• _THE TASK_:
Continue the article on bisexual visibility from its final sentence, keeping its voice and structure.
### TEXT SECTION
Bisexuality at the Intersections: Why Visibility Matters More Than Ever
Image description: The bisexual flag is in the background with the text “September is Bi Visibility Month.” Courtesy of ILGA World.
From Courage to Visibility
In my last article, I wrote about what courage in leadership looks like from the margins. For me, part of that courage is being visible in all the identities I carry.
This month, that visibility means speaking about bisexuality, not only as part of who I am, but as a community that remains one of the least understood and most erased identities within the Rainbow spectrum.
I identify as androphilic, which simply means I experience attraction to men and masculine people, and part of the bisexual umbrella term, though bisexuality is broader. Bisexuality is an identity that lives both inside and beyond labels, one that has been historically overlooked in both queer and mainstream narratives.
The Minority Within the Minority
Bisexual people make up the largest proportion of the LGBTQIA+ community globally, yet we are often described as the “minority inside the minority.”
Why? Because bisexuality is frequently subjected to:
Bi-erasure: the denial that bisexuality exists at all, or the suggestion that people will “choose” a side eventually.
Stereotyping: bisexual people are dismissed as confused, untrustworthy, or hypersexual.
Invisibility in data: many surveys collapse bisexuality into “gay/lesbian” categories, hiding our realities.
######
### SUPPLIED DATA
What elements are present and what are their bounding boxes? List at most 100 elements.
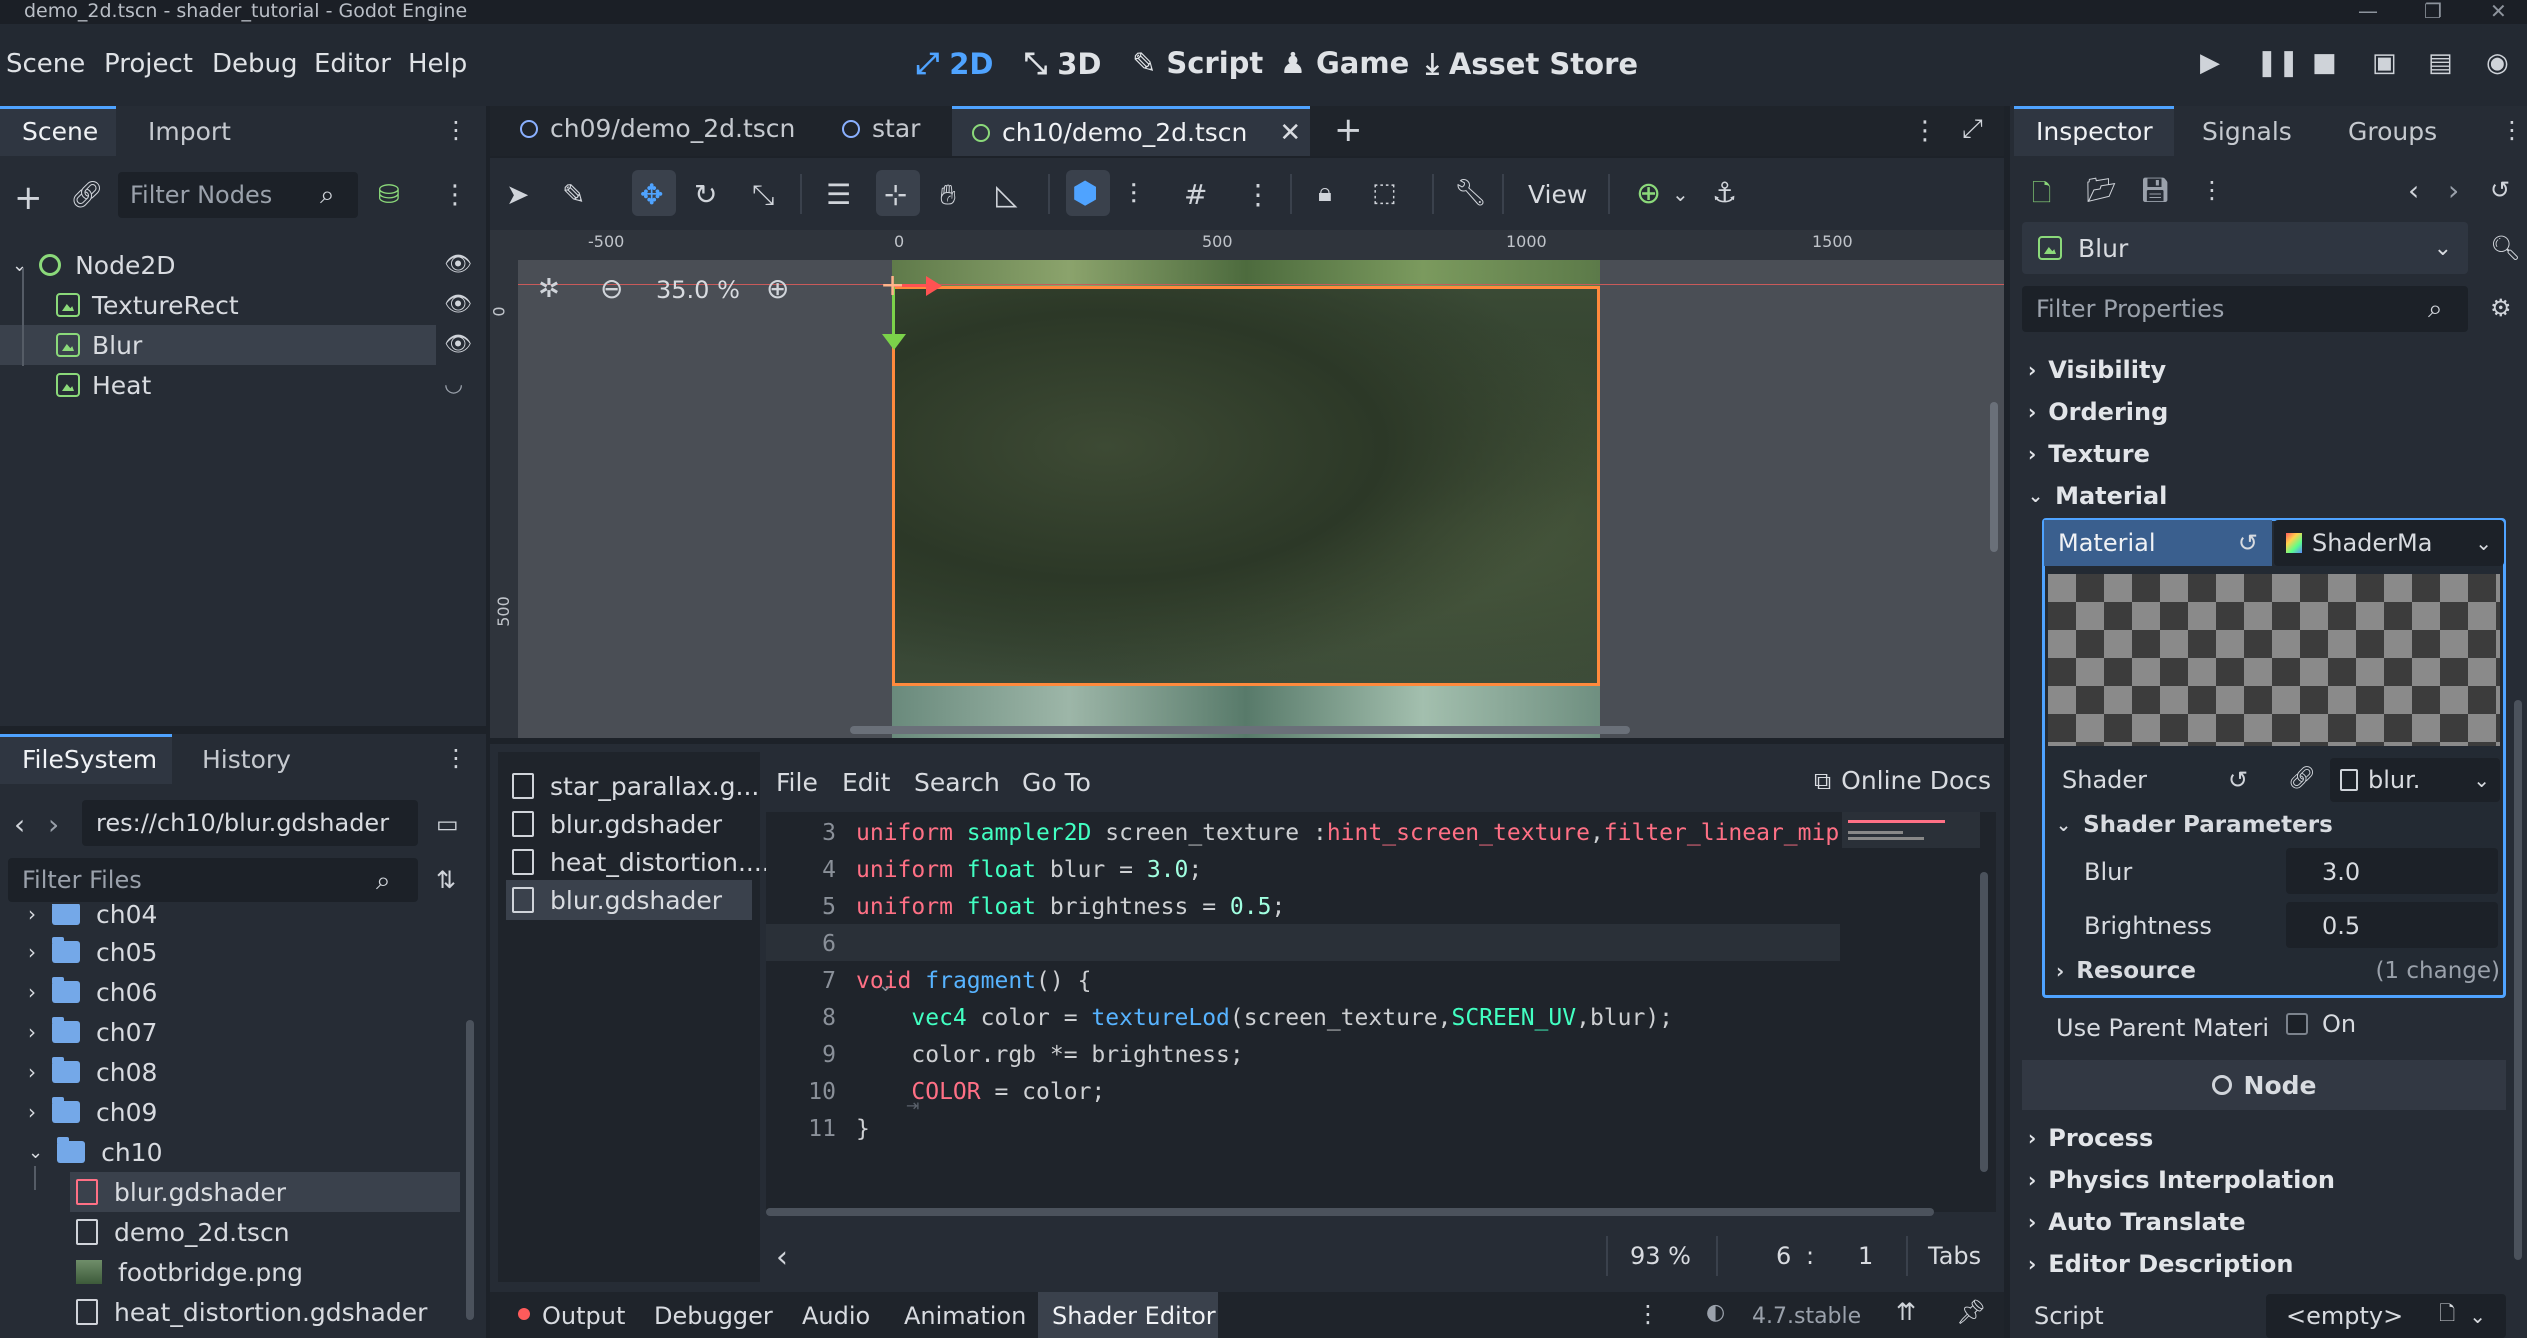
folder-row[interactable]: › ch09	[28, 1092, 157, 1132]
code-line[interactable]: 3 uniform sampler2D screen_texture : hint_…	[766, 814, 1839, 851]
code-zoom[interactable]: 93 %	[1630, 1242, 1691, 1270]
tree-row-node2d[interactable]: ⌄ Node2D	[0, 245, 484, 285]
history-forward-icon[interactable]: ›	[2448, 174, 2459, 207]
viewport-v-scrollbar[interactable]	[1990, 402, 1998, 552]
chevron-down-icon[interactable]: ⌄	[1672, 182, 1689, 206]
param-blur-input[interactable]: 3.0	[2286, 848, 2498, 894]
sort-icon[interactable]: ⇅	[436, 866, 456, 894]
filter-properties-input[interactable]: Filter Properties	[2022, 286, 2468, 332]
workspace-asset-store-button[interactable]: ⤓ Asset Store	[1426, 46, 1638, 81]
code-line[interactable]: 5 uniform float brightness = 0.5;	[766, 888, 1285, 925]
menu-project[interactable]: Project	[104, 49, 193, 79]
pan-tool-icon[interactable]: ✋︎	[940, 178, 956, 212]
fold-chevron-icon[interactable]: ⌄	[878, 975, 893, 996]
play-custom-scene-icon[interactable]: ▤	[2428, 48, 2453, 78]
anchor-icon[interactable]: ⚓︎	[1712, 176, 1737, 209]
scene-tab-ch09[interactable]: ch09/demo_2d.tscn	[520, 114, 795, 143]
shader-file-item[interactable]: heat_distortion....	[512, 842, 770, 882]
paint-tool-icon[interactable]: ✎	[562, 178, 585, 211]
section-resource[interactable]: › Resource (1 change)	[2056, 958, 2500, 984]
code-h-scrollbar[interactable]	[766, 1208, 1934, 1216]
scale-tool-icon[interactable]: ⤡	[752, 178, 774, 212]
code-minimap[interactable]	[1842, 812, 1980, 848]
code-line[interactable]: 8 vec4 color = textureLod (screen_texture…	[766, 999, 1673, 1036]
section-auto-translate[interactable]: › Auto Translate	[2028, 1208, 2246, 1236]
filesystem-scrollbar[interactable]	[466, 1020, 474, 1320]
grid-snap-icon[interactable]: #	[1184, 178, 1207, 211]
instantiate-scene-icon[interactable]: ⛁	[378, 180, 400, 210]
tab-groups[interactable]: Groups	[2348, 117, 2437, 146]
use-parent-material-checkbox[interactable]: On	[2286, 1010, 2356, 1038]
filter-options-icon[interactable]: ⚙︎	[2490, 294, 2512, 322]
group-icon[interactable]: ⬚	[1372, 178, 1397, 208]
node-doc-icon[interactable]: 🔍︎	[2490, 234, 2520, 262]
forward-icon[interactable]: ›	[48, 808, 59, 841]
code-editor[interactable]: 3 uniform sampler2D screen_texture : hint_…	[766, 812, 1996, 1212]
split-view-icon[interactable]: ▭	[436, 810, 459, 838]
tab-output[interactable]: Output	[542, 1302, 625, 1330]
indent-mode[interactable]: Tabs	[1928, 1242, 1981, 1270]
workspace-2d-button[interactable]: ⤢ 2D	[916, 46, 993, 81]
shader-menu-file[interactable]: File	[776, 768, 818, 797]
eye-icon[interactable]: 👁︎	[444, 292, 472, 317]
folder-row[interactable]: ⌄ ch10	[28, 1132, 163, 1172]
workspace-script-button[interactable]: ✎ Script	[1132, 46, 1263, 80]
movie-maker-icon[interactable]: ◉	[2486, 48, 2509, 78]
section-visibility[interactable]: › Visibility	[2028, 356, 2166, 384]
menu-editor[interactable]: Editor	[314, 49, 391, 79]
panel-menu-icon[interactable]: ⋮	[1636, 1300, 1660, 1328]
shader-file-item[interactable]: blur.gdshader	[512, 804, 722, 844]
smart-snap-icon[interactable]: ⫶	[1130, 178, 1137, 212]
scene-options-icon[interactable]: ⋮	[442, 180, 468, 210]
viewport-h-scrollbar[interactable]	[850, 726, 1630, 734]
play-scene-icon[interactable]: ▣	[2372, 48, 2397, 78]
workspace-game-button[interactable]: ♟ Game	[1280, 46, 1409, 80]
pause-icon[interactable]: ❚❚	[2256, 48, 2300, 78]
menu-scene[interactable]: Scene	[6, 49, 85, 79]
online-docs-button[interactable]: ⧉ Online Docs	[1814, 766, 1991, 795]
menu-help[interactable]: Help	[408, 49, 467, 79]
material-resource-picker[interactable]: ShaderMa ⌄	[2274, 520, 2504, 566]
play-icon[interactable]: ▶	[2200, 48, 2220, 78]
close-window-icon[interactable]: ✕	[2490, 0, 2507, 22]
path-input[interactable]: res://ch10/blur.gdshader	[82, 800, 418, 846]
add-tab-icon[interactable]: +	[1334, 110, 1363, 150]
ruler-tool-icon[interactable]: ◺	[996, 178, 1018, 211]
shader-menu-search[interactable]: Search	[914, 768, 1000, 797]
stop-icon[interactable]: ■	[2312, 48, 2337, 78]
code-line[interactable]: 7 void fragment() {	[766, 962, 1091, 999]
zoom-in-icon[interactable]: ⊕	[766, 272, 789, 305]
add-node-icon[interactable]: +	[14, 178, 43, 218]
back-icon[interactable]: ‹	[14, 808, 25, 841]
revert-icon[interactable]: ↺	[2228, 766, 2248, 794]
link-icon[interactable]: 🔗︎	[2288, 766, 2316, 791]
tab-audio[interactable]: Audio	[802, 1302, 870, 1330]
distraction-free-icon[interactable]: ⤢	[1962, 114, 1983, 145]
shader-menu-goto[interactable]: Go To	[1022, 768, 1091, 797]
snap-options-icon[interactable]: ⋮	[1244, 178, 1272, 211]
menu-debug[interactable]: Debug	[212, 49, 298, 79]
shader-menu-edit[interactable]: Edit	[842, 768, 890, 797]
rotate-tool-icon[interactable]: ↻	[694, 178, 717, 211]
new-resource-icon[interactable]: 🗋︎	[2032, 176, 2051, 217]
section-shader-parameters[interactable]: ⌄ Shader Parameters	[2056, 812, 2333, 838]
code-line[interactable]: 10 COLOR = color;	[766, 1073, 1105, 1110]
maximize-icon[interactable]: ❐	[2424, 0, 2442, 22]
shader-file-item[interactable]: star_parallax.g...	[512, 766, 759, 806]
tree-row-texturerect[interactable]: TextureRect	[0, 285, 484, 325]
filter-files-input[interactable]: Filter Files	[8, 858, 418, 902]
code-v-scrollbar[interactable]	[1980, 872, 1988, 1172]
dock-menu-icon[interactable]: ⋮	[444, 744, 468, 772]
scene-tab-ch10[interactable]: ch10/demo_2d.tscn ✕	[952, 106, 1310, 156]
folder-row[interactable]: › ch07	[28, 1012, 157, 1052]
tabs-menu-icon[interactable]: ⋮	[1912, 116, 1938, 146]
lock-icon[interactable]: 🔒︎	[1318, 178, 1332, 209]
more-options-icon[interactable]: ⋮	[2200, 176, 2224, 204]
section-physics-interpolation[interactable]: › Physics Interpolation	[2028, 1166, 2335, 1194]
folder-row[interactable]: › ch04	[28, 904, 157, 934]
canvas-viewport[interactable]: -500 0 500 1000 1500 0 500 + ✲ ⊖ 35.0 % …	[490, 230, 2004, 738]
section-editor-description[interactable]: › Editor Description	[2028, 1250, 2293, 1278]
skeleton-icon[interactable]: 🔧︎	[1454, 178, 1487, 208]
script-resource-picker[interactable]: <empty> 🗋︎ ⌄	[2266, 1294, 2506, 1338]
select-tool-icon[interactable]: ➤	[506, 178, 529, 211]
######
• _TASK RESULT_:
The result is that bisexual people experience higher rates of mental distress, violence, and social exclusion than their lesbian or gay peers, despite being the largest group within Rainbow communities.
Campaigns for Change
We are not invisible, and across Aotearoa | New Zealand, Oceania, and the world, campaigns are fighting back.
Domestically: Organisations in Aotearoa like Qtopia, InsideOUT, and RainbowYOUTH have worked to increase visibility in schools and communities, though bisexual-specific programmes are still limited.
Regionally in Oceania: ILGA Oceania and local bi+ networks highlight bisexual experiences across the Pacific, where colonial legacies and local realities intersect in unique ways.
Globally: Campaigns like #BiVisibilityDay (celebrated every September) and groups such as BiNet USA and Stonewall UK have pushed for recognition in policy, funding, and health research.
“Bisexual visibility is not just about celebration, it’s about survival. Without visibility, we are erased from the data, from the funding, and too often, from our own communities.”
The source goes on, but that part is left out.